Begin RECORDED DATA

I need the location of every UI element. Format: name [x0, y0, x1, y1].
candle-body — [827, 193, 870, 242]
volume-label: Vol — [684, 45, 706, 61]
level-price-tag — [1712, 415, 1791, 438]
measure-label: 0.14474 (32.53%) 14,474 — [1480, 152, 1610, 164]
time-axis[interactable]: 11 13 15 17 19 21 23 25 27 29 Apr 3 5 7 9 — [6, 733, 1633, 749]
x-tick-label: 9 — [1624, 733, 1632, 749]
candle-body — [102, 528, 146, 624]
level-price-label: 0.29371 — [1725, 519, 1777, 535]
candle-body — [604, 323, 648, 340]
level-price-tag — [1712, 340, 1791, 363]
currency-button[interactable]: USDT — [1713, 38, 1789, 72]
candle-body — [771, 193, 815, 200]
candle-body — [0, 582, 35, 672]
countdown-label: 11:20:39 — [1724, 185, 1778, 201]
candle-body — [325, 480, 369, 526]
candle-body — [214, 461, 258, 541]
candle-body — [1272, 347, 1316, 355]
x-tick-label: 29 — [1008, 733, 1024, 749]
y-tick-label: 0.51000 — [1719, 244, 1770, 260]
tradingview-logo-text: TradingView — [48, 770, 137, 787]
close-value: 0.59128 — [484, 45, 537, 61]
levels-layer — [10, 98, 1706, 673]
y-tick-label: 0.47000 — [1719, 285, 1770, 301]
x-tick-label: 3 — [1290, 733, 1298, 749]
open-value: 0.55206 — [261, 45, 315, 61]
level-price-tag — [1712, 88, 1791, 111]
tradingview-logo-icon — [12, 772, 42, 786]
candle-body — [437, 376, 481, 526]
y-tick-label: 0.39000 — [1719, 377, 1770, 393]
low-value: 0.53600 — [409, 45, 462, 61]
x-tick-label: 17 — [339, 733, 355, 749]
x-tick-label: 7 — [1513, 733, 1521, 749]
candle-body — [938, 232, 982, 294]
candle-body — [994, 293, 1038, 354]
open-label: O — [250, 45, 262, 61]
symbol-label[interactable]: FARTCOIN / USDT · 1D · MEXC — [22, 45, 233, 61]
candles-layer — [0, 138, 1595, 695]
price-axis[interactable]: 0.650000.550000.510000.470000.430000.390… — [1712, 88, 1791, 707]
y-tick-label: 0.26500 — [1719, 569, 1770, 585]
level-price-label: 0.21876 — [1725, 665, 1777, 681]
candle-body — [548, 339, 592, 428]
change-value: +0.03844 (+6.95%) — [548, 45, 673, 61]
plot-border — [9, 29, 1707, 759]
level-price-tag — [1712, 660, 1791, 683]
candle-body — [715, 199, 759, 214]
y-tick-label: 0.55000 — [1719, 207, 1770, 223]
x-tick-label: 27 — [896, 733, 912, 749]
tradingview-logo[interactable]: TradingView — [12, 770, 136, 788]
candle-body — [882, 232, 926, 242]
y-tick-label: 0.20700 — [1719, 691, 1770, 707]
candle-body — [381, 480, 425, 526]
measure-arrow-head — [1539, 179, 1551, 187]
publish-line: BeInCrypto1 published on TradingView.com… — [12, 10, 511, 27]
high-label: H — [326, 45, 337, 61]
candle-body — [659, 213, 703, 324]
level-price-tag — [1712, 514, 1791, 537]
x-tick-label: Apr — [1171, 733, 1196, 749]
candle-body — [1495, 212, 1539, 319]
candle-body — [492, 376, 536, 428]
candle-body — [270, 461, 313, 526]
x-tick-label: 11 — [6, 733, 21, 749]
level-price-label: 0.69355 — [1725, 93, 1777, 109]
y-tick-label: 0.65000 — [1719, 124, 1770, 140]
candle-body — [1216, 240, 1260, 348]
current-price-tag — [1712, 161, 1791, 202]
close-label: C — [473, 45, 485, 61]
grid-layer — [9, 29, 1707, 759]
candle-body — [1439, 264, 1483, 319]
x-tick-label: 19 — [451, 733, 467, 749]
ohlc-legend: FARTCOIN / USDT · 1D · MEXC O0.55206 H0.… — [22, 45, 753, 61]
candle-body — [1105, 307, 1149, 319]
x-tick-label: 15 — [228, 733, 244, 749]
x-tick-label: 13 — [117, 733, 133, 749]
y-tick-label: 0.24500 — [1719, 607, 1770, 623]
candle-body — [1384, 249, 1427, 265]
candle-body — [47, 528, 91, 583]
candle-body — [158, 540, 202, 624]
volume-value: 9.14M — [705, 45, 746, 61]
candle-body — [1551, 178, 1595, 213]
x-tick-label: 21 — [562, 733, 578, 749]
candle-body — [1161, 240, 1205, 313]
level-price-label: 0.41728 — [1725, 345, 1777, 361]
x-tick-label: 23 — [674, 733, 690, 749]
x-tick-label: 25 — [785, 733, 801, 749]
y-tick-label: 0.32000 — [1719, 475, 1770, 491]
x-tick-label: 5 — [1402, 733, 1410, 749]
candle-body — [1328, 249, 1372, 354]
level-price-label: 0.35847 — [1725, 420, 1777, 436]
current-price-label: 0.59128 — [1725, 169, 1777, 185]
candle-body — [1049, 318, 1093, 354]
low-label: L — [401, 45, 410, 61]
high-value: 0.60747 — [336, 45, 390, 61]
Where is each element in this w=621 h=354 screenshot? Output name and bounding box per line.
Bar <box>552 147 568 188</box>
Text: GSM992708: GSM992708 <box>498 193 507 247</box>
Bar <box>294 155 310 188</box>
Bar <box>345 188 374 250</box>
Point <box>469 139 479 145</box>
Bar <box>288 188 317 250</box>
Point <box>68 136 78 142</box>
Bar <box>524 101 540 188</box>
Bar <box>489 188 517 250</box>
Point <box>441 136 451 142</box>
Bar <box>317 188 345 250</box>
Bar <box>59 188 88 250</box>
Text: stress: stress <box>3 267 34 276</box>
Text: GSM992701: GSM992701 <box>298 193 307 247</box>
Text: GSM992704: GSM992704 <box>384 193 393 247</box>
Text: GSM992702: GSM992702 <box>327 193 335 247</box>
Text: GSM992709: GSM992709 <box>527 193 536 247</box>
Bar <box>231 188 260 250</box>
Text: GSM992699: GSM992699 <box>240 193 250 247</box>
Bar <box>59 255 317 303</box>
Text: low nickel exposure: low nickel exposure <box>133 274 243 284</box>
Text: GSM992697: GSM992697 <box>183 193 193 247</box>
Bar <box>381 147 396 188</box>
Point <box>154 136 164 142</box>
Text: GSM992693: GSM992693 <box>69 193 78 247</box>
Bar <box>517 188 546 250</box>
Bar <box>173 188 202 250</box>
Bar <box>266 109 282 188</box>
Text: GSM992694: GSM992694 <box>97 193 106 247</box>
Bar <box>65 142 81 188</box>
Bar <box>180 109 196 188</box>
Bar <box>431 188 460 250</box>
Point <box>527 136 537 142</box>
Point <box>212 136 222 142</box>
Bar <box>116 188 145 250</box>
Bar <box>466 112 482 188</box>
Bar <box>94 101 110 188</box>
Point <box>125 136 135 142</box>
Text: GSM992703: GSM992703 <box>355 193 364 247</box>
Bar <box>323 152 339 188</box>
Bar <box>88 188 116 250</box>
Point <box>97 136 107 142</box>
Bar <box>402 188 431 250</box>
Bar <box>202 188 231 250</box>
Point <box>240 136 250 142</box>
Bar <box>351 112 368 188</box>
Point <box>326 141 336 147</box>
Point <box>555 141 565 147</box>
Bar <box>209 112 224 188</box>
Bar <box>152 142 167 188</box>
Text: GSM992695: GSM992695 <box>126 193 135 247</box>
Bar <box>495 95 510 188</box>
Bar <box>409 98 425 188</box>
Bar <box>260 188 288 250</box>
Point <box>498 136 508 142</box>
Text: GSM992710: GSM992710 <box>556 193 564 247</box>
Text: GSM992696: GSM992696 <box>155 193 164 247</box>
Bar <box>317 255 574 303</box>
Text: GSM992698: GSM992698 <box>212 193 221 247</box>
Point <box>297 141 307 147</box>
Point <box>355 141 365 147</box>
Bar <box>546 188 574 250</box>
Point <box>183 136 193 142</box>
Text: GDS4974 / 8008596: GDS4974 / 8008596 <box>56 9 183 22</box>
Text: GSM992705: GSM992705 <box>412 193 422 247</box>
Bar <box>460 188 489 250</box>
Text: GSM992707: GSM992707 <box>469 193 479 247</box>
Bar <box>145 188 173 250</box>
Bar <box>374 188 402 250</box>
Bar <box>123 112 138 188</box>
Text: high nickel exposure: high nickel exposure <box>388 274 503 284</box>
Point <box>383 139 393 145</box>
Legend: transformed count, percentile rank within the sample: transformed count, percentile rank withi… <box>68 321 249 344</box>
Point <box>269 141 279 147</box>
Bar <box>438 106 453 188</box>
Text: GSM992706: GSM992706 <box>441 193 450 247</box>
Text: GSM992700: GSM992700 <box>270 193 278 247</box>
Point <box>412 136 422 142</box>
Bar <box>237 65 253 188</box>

End RECORDED DATA

#### EXERCISE GOAL:
Repeat the lines of the records word for word, from the start of the records up to and including the line with "candle-body — [882, 232, 926, 242]".

#### FULL OUTPUT:
I need the location of every UI element. Format: name [x0, y0, x1, y1].
candle-body — [827, 193, 870, 242]
volume-label: Vol — [684, 45, 706, 61]
level-price-tag — [1712, 415, 1791, 438]
measure-label: 0.14474 (32.53%) 14,474 — [1480, 152, 1610, 164]
time-axis[interactable]: 11 13 15 17 19 21 23 25 27 29 Apr 3 5 7 9 — [6, 733, 1633, 749]
x-tick-label: 9 — [1624, 733, 1632, 749]
candle-body — [102, 528, 146, 624]
level-price-label: 0.29371 — [1725, 519, 1777, 535]
candle-body — [604, 323, 648, 340]
level-price-tag — [1712, 340, 1791, 363]
currency-button[interactable]: USDT — [1713, 38, 1789, 72]
candle-body — [771, 193, 815, 200]
candle-body — [0, 582, 35, 672]
countdown-label: 11:20:39 — [1724, 185, 1778, 201]
candle-body — [325, 480, 369, 526]
candle-body — [214, 461, 258, 541]
candle-body — [1272, 347, 1316, 355]
x-tick-label: 29 — [1008, 733, 1024, 749]
y-tick-label: 0.51000 — [1719, 244, 1770, 260]
tradingview-logo-text: TradingView — [48, 770, 137, 787]
close-value: 0.59128 — [484, 45, 537, 61]
levels-layer — [10, 98, 1706, 673]
y-tick-label: 0.47000 — [1719, 285, 1770, 301]
x-tick-label: 3 — [1290, 733, 1298, 749]
open-value: 0.55206 — [261, 45, 315, 61]
level-price-tag — [1712, 88, 1791, 111]
tradingview-logo-icon — [12, 772, 42, 786]
candle-body — [437, 376, 481, 526]
y-tick-label: 0.39000 — [1719, 377, 1770, 393]
low-value: 0.53600 — [409, 45, 462, 61]
x-tick-label: 17 — [339, 733, 355, 749]
x-tick-label: 7 — [1513, 733, 1521, 749]
candle-body — [938, 232, 982, 294]
candle-body — [994, 293, 1038, 354]
open-label: O — [250, 45, 262, 61]
symbol-label[interactable]: FARTCOIN / USDT · 1D · MEXC — [22, 45, 233, 61]
candles-layer — [0, 138, 1595, 695]
price-axis[interactable]: 0.650000.550000.510000.470000.430000.390… — [1712, 88, 1791, 707]
y-tick-label: 0.26500 — [1719, 569, 1770, 585]
level-price-label: 0.21876 — [1725, 665, 1777, 681]
candle-body — [548, 339, 592, 428]
change-value: +0.03844 (+6.95%) — [548, 45, 673, 61]
plot-border — [9, 29, 1707, 759]
level-price-tag — [1712, 660, 1791, 683]
candle-body — [715, 199, 759, 214]
y-tick-label: 0.55000 — [1719, 207, 1770, 223]
x-tick-label: 27 — [896, 733, 912, 749]
tradingview-logo[interactable]: TradingView — [12, 770, 136, 788]
candle-body — [882, 232, 926, 242]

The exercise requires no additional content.